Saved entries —
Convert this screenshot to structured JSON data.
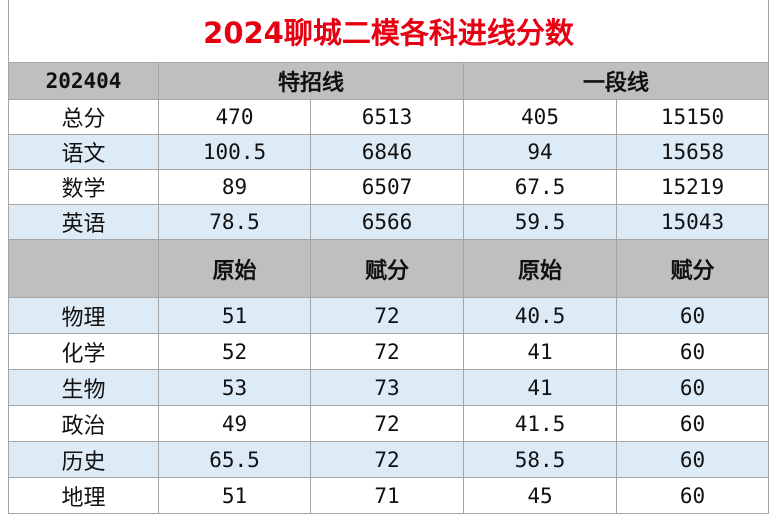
{
  "title": "2024聊城二模各科进线分数",
  "header": {
    "label": "202404",
    "groups": [
      "特招线",
      "一段线"
    ]
  },
  "rows": [
    [
      "总分",
      "470",
      "6513",
      "405",
      "15150"
    ],
    [
      "语文",
      "100.5",
      "6846",
      "94",
      "15658"
    ],
    [
      "数学",
      "89",
      "6507",
      "67.5",
      "15219"
    ],
    [
      "英语",
      "78.5",
      "6566",
      "59.5",
      "15043"
    ]
  ],
  "subheader": [
    "原始",
    "赋分",
    "原始",
    "赋分"
  ],
  "subjects": [
    [
      "物理",
      "51",
      "72",
      "40.5",
      "60"
    ],
    [
      "化学",
      "52",
      "72",
      "41",
      "60"
    ],
    [
      "生物",
      "53",
      "73",
      "41",
      "60"
    ],
    [
      "政治",
      "49",
      "72",
      "41.5",
      "60"
    ],
    [
      "历史",
      "65.5",
      "72",
      "58.5",
      "60"
    ],
    [
      "地理",
      "51",
      "71",
      "45",
      "60"
    ]
  ]
}
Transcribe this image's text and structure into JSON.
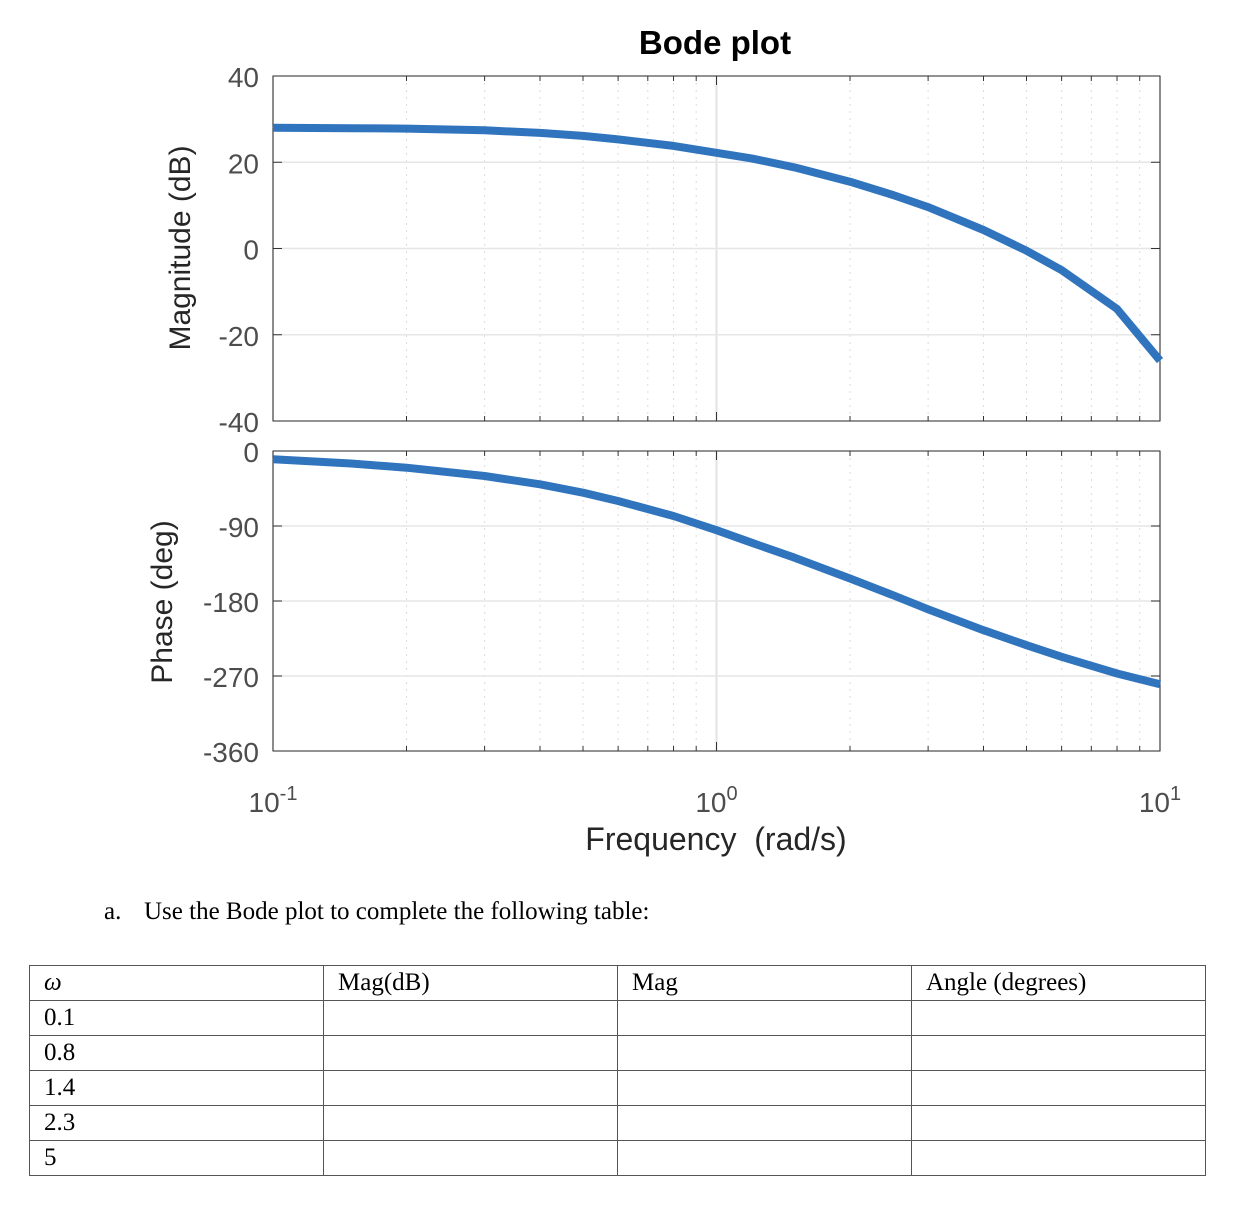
{
  "chart_data": {
    "type": "line",
    "title": "Bode plot",
    "xlabel": "Frequency  (rad/s)",
    "xscale": "log",
    "xlim": [
      0.1,
      10
    ],
    "x_ticks": [
      {
        "value": 0.1,
        "base": "10",
        "exp": "-1"
      },
      {
        "value": 1,
        "base": "10",
        "exp": "0"
      },
      {
        "value": 10,
        "base": "10",
        "exp": "1"
      }
    ],
    "grid": true,
    "line_color": "#3074be",
    "panels": [
      {
        "name": "magnitude",
        "ylabel": "Magnitude (dB)",
        "ylim": [
          -40,
          40
        ],
        "yticks": [
          "40",
          "20",
          "0",
          "-20",
          "-40"
        ],
        "ytick_values": [
          40,
          20,
          0,
          -20,
          -40
        ],
        "series": [
          {
            "x": [
              0.1,
              0.15,
              0.2,
              0.3,
              0.4,
              0.5,
              0.6,
              0.8,
              1,
              1.2,
              1.5,
              2,
              2.5,
              3,
              4,
              5,
              6,
              8,
              10
            ],
            "values": [
              28,
              27.9,
              27.8,
              27.4,
              26.8,
              26.1,
              25.3,
              23.8,
              22.2,
              20.9,
              18.8,
              15.5,
              12.4,
              9.6,
              4.3,
              -0.5,
              -5,
              -14,
              -26
            ]
          }
        ]
      },
      {
        "name": "phase",
        "ylabel": "Phase (deg)",
        "ylim": [
          -360,
          0
        ],
        "yticks": [
          "0",
          "-90",
          "-180",
          "-270",
          "-360"
        ],
        "ytick_values": [
          0,
          -90,
          -180,
          -270,
          -360
        ],
        "series": [
          {
            "x": [
              0.1,
              0.15,
              0.2,
              0.3,
              0.4,
              0.5,
              0.6,
              0.8,
              1,
              1.2,
              1.5,
              2,
              2.5,
              3,
              4,
              5,
              6,
              8,
              10
            ],
            "values": [
              -10,
              -15,
              -20,
              -30,
              -40,
              -50,
              -60,
              -78,
              -95,
              -110,
              -128,
              -153,
              -173,
              -190,
              -215,
              -233,
              -247,
              -267,
              -280
            ]
          }
        ]
      }
    ]
  },
  "question": {
    "label": "a.",
    "text": "Use the Bode plot to complete the following table:"
  },
  "table": {
    "headers": [
      "ω",
      "Mag(dB)",
      "Mag",
      "Angle (degrees)"
    ],
    "rows": [
      [
        "0.1",
        "",
        "",
        ""
      ],
      [
        "0.8",
        "",
        "",
        ""
      ],
      [
        "1.4",
        "",
        "",
        ""
      ],
      [
        "2.3",
        "",
        "",
        ""
      ],
      [
        "5",
        "",
        "",
        ""
      ]
    ]
  }
}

Work to complete — Copy each line of the records precisely and drop any images they hold.

Finished answer —
Convert this screenshot to structured JSON data.
{
  "title": "2024聊城二模各科进线分数",
  "header": {
    "label": "202404",
    "groups": [
      "特招线",
      "一段线"
    ]
  },
  "rows": [
    [
      "总分",
      "470",
      "6513",
      "405",
      "15150"
    ],
    [
      "语文",
      "100.5",
      "6846",
      "94",
      "15658"
    ],
    [
      "数学",
      "89",
      "6507",
      "67.5",
      "15219"
    ],
    [
      "英语",
      "78.5",
      "6566",
      "59.5",
      "15043"
    ]
  ],
  "subheader": [
    "原始",
    "赋分",
    "原始",
    "赋分"
  ],
  "subjects": [
    [
      "物理",
      "51",
      "72",
      "40.5",
      "60"
    ],
    [
      "化学",
      "52",
      "72",
      "41",
      "60"
    ],
    [
      "生物",
      "53",
      "73",
      "41",
      "60"
    ],
    [
      "政治",
      "49",
      "72",
      "41.5",
      "60"
    ],
    [
      "历史",
      "65.5",
      "72",
      "58.5",
      "60"
    ],
    [
      "地理",
      "51",
      "71",
      "45",
      "60"
    ]
  ]
}
Transcribe this image's text and structure into JSON.
{
  "chart_data": {
    "type": "line",
    "title": "Bode plot",
    "xlabel": "Frequency  (rad/s)",
    "xscale": "log",
    "xlim": [
      0.1,
      10
    ],
    "x_ticks": [
      {
        "value": 0.1,
        "base": "10",
        "exp": "-1"
      },
      {
        "value": 1,
        "base": "10",
        "exp": "0"
      },
      {
        "value": 10,
        "base": "10",
        "exp": "1"
      }
    ],
    "grid": true,
    "line_color": "#3074be",
    "panels": [
      {
        "name": "magnitude",
        "ylabel": "Magnitude (dB)",
        "ylim": [
          -40,
          40
        ],
        "yticks": [
          "40",
          "20",
          "0",
          "-20",
          "-40"
        ],
        "ytick_values": [
          40,
          20,
          0,
          -20,
          -40
        ],
        "series": [
          {
            "x": [
              0.1,
              0.15,
              0.2,
              0.3,
              0.4,
              0.5,
              0.6,
              0.8,
              1,
              1.2,
              1.5,
              2,
              2.5,
              3,
              4,
              5,
              6,
              8,
              10
            ],
            "values": [
              28,
              27.9,
              27.8,
              27.4,
              26.8,
              26.1,
              25.3,
              23.8,
              22.2,
              20.9,
              18.8,
              15.5,
              12.4,
              9.6,
              4.3,
              -0.5,
              -5,
              -14,
              -26
            ]
          }
        ]
      },
      {
        "name": "phase",
        "ylabel": "Phase (deg)",
        "ylim": [
          -360,
          0
        ],
        "yticks": [
          "0",
          "-90",
          "-180",
          "-270",
          "-360"
        ],
        "ytick_values": [
          0,
          -90,
          -180,
          -270,
          -360
        ],
        "series": [
          {
            "x": [
              0.1,
              0.15,
              0.2,
              0.3,
              0.4,
              0.5,
              0.6,
              0.8,
              1,
              1.2,
              1.5,
              2,
              2.5,
              3,
              4,
              5,
              6,
              8,
              10
            ],
            "values": [
              -10,
              -15,
              -20,
              -30,
              -40,
              -50,
              -60,
              -78,
              -95,
              -110,
              -128,
              -153,
              -173,
              -190,
              -215,
              -233,
              -247,
              -267,
              -280
            ]
          }
        ]
      }
    ]
  },
  "question": {
    "label": "a.",
    "text": "Use the Bode plot to complete the following table:"
  },
  "table": {
    "headers": [
      "ω",
      "Mag(dB)",
      "Mag",
      "Angle (degrees)"
    ],
    "rows": [
      [
        "0.1",
        "",
        "",
        ""
      ],
      [
        "0.8",
        "",
        "",
        ""
      ],
      [
        "1.4",
        "",
        "",
        ""
      ],
      [
        "2.3",
        "",
        "",
        ""
      ],
      [
        "5",
        "",
        "",
        ""
      ]
    ]
  }
}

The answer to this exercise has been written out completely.